### Extracto del documento:
::::::::::

Sobre la modernidad y otras tristezas

La modernidad reconoció como Ley y, por tanto, como Derecho, a toda decisión que el Parlamento adoptaba a través del procedimiento legislativo, al margen de su contenido de justicia.

columna_luis_castilloPor Dr. Luis Castillo Córdova
Decano de la Facultad de Derecho
Universidad de Piura

La modernidad reconoció como Ley y, por tanto, como Derecho, a toda decisión que el Parlamento adoptaba a través del procedimiento legislativo, al margen de su contenido de justicia. Así, por ejemplo, frente a la Ley que disponía que los judíos no tenían derecho a la propiedad, el Juez solamente se preguntaba si tal mandato había sido emitido por el órgano competente (el Parlamento) y a través del procedimiento previsto (el procedimiento legislativo). Si respondía afirmativamente a esas dos preguntas, no era necesario nada más para que el Juez reconociese la validez y eficacia del mandato, y procediese a dar cobertura judicial a la decisión legal de arrebatar sin justificación la propiedad del judío, como desgraciadamente ocurrió durante el régimen nazi de la Alemania de Hitler.

Este modo de entender el Derecho se sostuvo sobre múltiples bases. Una de ellas fue el modo de entender la ciencia. La ciencia moderna relegó y equiparó el conocimiento verdadero al conocimiento exacto; el conocimiento verificable empíricamente pasó a convertirse en la única fuente de verdad, y el método matemático fue reconocido como el método científico por excelencia. Se abandonó de esta manera la noción clásica de verdad y se generó un intenso relativismo con la aparición de verdades subjetivas.

Este entendimiento de la ciencia influyó decisivamente en la forma de entender al hombre. El ser o naturaleza humana se concibió como una realidad que tenía en su dimensión cuantitativa-empírica, la única dimensión cognoscible y desde la cual no era posible derivar  nada que le obligue al hombre, ni moral ni jurídicamente. La libertad se desconectó de la naturaleza humana, y ninguna regla de comportamiento podría serle impuesta; el hombre se autoconstituyó en la única instancia legitimada para dictar normas para sí mismo.

::::::::::

### Material proporcionado:
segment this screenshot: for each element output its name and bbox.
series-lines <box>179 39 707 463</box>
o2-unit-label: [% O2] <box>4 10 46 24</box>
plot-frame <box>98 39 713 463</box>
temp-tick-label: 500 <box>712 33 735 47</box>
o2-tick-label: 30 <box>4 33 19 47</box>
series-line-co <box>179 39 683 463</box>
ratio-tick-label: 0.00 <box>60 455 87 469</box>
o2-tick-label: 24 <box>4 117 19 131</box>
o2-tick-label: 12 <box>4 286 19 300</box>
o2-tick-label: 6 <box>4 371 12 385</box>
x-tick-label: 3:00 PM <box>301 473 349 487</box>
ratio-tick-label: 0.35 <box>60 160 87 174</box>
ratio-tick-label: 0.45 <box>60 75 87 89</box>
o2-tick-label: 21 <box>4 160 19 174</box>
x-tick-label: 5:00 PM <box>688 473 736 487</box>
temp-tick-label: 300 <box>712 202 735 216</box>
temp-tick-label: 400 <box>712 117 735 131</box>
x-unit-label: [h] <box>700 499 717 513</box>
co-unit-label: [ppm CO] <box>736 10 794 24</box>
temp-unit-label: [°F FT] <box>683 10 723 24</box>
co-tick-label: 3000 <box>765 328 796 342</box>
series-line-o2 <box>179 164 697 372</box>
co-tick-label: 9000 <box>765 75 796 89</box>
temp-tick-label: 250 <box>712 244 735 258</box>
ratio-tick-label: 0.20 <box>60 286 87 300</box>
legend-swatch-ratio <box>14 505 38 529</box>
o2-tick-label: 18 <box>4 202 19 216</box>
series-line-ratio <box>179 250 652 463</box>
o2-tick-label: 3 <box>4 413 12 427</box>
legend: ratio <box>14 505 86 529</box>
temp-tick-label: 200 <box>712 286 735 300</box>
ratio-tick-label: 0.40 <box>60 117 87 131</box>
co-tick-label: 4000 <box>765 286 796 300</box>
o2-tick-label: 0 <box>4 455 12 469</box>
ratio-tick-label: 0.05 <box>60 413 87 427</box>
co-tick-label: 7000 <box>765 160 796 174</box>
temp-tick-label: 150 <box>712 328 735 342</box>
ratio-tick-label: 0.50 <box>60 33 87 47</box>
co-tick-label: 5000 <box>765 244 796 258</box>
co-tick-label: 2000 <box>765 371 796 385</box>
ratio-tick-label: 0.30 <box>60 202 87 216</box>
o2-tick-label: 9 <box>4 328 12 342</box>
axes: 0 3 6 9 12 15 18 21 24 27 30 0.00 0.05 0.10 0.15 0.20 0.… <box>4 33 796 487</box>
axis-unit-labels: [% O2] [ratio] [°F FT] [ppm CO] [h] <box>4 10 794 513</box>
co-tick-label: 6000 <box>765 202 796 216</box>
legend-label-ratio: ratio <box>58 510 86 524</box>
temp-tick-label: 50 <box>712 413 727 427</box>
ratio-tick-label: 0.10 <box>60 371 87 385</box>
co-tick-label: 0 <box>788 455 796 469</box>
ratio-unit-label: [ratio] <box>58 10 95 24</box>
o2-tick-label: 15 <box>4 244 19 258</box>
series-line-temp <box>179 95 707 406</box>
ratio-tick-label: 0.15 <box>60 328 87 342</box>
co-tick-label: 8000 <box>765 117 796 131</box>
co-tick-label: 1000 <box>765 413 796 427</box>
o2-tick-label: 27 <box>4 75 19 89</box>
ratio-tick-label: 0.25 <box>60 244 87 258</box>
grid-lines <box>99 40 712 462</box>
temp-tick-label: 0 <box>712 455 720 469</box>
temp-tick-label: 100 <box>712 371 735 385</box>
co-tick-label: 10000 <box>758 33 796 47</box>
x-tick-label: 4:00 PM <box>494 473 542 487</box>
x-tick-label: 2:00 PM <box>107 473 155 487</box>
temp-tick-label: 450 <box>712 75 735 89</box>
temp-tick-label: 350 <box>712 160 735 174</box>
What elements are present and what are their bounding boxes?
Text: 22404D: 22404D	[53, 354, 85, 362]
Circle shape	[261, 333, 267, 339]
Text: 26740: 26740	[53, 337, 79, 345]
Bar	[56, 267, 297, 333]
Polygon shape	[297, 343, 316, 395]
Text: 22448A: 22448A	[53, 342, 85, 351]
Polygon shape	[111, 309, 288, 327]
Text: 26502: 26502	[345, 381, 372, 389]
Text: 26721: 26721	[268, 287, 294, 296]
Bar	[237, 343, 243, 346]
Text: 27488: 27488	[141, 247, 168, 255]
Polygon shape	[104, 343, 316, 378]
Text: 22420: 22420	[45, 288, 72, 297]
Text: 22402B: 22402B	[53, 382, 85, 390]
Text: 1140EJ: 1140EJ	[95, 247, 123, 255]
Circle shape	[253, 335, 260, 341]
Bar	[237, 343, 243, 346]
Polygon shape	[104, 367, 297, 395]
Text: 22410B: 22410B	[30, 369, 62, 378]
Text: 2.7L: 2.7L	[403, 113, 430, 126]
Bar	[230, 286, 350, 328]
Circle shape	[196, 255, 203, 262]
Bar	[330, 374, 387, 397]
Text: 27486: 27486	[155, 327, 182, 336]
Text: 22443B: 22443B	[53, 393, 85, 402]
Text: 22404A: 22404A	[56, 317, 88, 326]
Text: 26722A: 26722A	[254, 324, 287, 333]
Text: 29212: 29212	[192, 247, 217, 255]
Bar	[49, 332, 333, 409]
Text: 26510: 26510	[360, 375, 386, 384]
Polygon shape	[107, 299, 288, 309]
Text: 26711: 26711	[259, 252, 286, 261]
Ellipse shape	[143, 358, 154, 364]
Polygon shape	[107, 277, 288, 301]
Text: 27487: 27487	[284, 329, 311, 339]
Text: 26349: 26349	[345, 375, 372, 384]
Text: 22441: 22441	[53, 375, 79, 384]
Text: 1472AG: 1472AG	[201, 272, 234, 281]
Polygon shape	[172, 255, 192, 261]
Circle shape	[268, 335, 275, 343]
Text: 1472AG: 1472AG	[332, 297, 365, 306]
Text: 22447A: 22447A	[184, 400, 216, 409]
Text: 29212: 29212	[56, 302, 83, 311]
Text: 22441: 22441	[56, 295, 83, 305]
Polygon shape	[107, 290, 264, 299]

::::::::::

### Requisitos de las tareas:
- A) Según el artículo sobre la modernidad, ¿qué método fue reconocido como el método científico por excelencia?
- B) Reescribe el fragmento del artículo sobre la modernidad que va de "columna_luis_castilloPor Dr. Luis" a "Alemania de Hitler.", cambiando "Parlamento" por "Congreso".
Este material no tiene relación con el artículo sobre la modernidad.

### Respuestas numeradas:
- A) El método matemático.

- B)
columna_luis_castilloPor Dr. Luis Castillo Córdova
Decano de la Facultad de Derecho
Universidad de Piura

La modernidad reconoció como Ley y, por tanto, como Derecho, a toda decisión que el Congreso adoptaba a través del procedimiento legislativo, al margen de su contenido de justicia. Así, por ejemplo, frente a la Ley que disponía que los judíos no tenían derecho a la propiedad, el Juez solamente se preguntaba si tal mandato había sido emitido por el órgano competente (el Congreso) y a través del procedimiento previsto (el procedimiento legislativo). Si respondía afirmativamente a esas dos preguntas, no era necesario nada más para que el Juez reconociese la validez y eficacia del mandato, y procediese a dar cobertura judicial a la decisión legal de arrebatar sin justificación la propiedad del judío, como desgraciadamente ocurrió durante el régimen nazi de la Alemania de Hitler.